== To be done ==
Which lines of the records contain "membuat"? Collect every one of them.

== Records for this task ==
○ ○ ○ ○

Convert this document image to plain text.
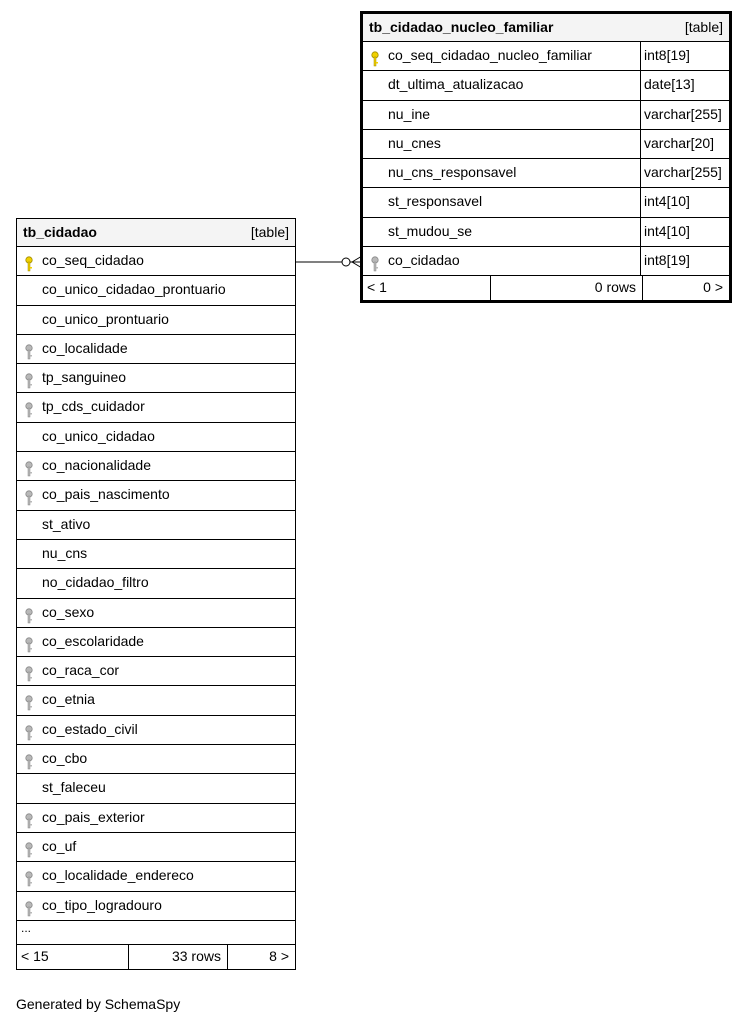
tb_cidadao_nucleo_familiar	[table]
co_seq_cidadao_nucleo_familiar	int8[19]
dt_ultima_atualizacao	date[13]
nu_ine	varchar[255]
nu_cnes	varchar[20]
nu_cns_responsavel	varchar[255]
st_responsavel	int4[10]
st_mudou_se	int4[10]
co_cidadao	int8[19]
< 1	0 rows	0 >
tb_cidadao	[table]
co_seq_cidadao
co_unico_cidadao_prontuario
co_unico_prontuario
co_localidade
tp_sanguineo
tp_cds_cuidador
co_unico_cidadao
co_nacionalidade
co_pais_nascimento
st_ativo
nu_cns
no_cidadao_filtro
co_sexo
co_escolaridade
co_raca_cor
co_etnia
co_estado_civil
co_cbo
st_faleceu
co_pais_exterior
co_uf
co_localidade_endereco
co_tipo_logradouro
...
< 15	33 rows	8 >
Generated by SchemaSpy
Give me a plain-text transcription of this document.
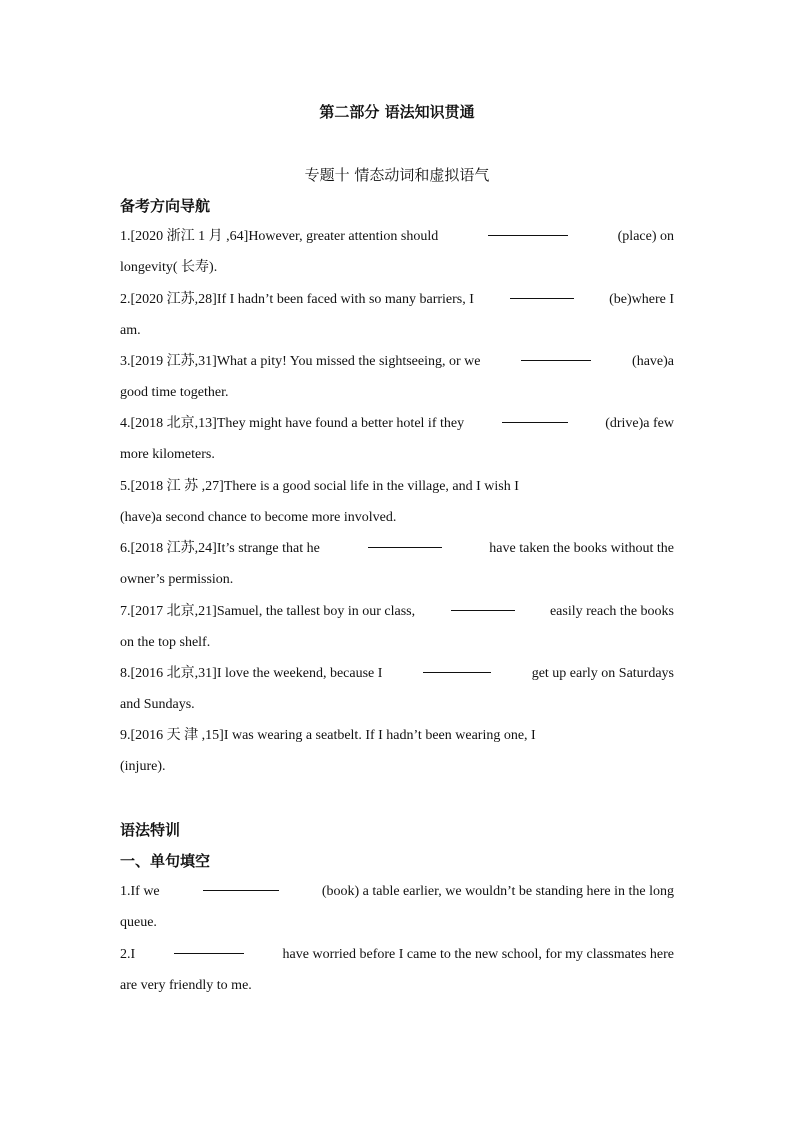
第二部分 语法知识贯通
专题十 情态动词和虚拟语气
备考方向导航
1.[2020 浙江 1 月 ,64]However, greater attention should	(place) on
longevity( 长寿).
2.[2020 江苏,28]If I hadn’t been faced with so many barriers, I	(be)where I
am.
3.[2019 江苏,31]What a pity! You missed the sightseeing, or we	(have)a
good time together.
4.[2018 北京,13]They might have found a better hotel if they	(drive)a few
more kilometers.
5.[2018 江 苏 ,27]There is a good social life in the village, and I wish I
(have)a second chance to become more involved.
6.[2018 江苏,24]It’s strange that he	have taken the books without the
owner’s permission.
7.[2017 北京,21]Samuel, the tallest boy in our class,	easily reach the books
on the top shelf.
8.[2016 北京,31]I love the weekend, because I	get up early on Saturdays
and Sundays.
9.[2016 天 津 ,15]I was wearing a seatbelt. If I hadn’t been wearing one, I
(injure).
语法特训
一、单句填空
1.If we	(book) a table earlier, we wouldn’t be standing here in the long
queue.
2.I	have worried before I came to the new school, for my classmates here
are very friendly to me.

○ ○ ○ ○

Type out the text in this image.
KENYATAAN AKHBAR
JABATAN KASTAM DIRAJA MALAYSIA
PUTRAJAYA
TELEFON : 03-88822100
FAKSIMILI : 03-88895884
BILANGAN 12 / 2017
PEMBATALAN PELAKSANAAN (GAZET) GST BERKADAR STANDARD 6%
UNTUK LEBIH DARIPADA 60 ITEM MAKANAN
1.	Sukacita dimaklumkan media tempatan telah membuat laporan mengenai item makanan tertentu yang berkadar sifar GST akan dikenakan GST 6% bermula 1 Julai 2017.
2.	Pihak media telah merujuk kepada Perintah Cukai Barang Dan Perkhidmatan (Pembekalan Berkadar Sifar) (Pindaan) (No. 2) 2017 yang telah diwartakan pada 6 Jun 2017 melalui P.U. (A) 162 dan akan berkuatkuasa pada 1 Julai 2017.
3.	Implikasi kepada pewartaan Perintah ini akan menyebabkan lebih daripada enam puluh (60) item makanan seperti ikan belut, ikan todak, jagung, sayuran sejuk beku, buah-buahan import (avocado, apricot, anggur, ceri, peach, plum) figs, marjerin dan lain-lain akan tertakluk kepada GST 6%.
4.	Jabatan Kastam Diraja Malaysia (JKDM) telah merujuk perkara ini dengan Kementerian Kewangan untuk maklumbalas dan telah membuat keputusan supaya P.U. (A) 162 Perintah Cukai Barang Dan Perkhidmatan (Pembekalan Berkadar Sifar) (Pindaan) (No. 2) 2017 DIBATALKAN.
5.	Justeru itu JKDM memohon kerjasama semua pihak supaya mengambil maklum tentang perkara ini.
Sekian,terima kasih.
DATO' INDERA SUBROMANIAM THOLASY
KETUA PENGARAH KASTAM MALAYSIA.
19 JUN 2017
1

○ ○ ○ ○

== Solution to the problem ==
1.	Sukacita dimaklumkan media tempatan telah membuat laporan mengenai item makanan tertentu yang berkadar sifar GST akan dikenakan GST 6% bermula 1 Julai 2017.
4.	Jabatan Kastam Diraja Malaysia (JKDM) telah merujuk perkara ini dengan Kementerian Kewangan untuk maklumbalas dan telah membuat keputusan supaya P.U. (A) 162 Perintah Cukai Barang Dan Perkhidmatan (Pembekalan Berkadar Sifar) (Pindaan) (No. 2) 2017 DIBATALKAN.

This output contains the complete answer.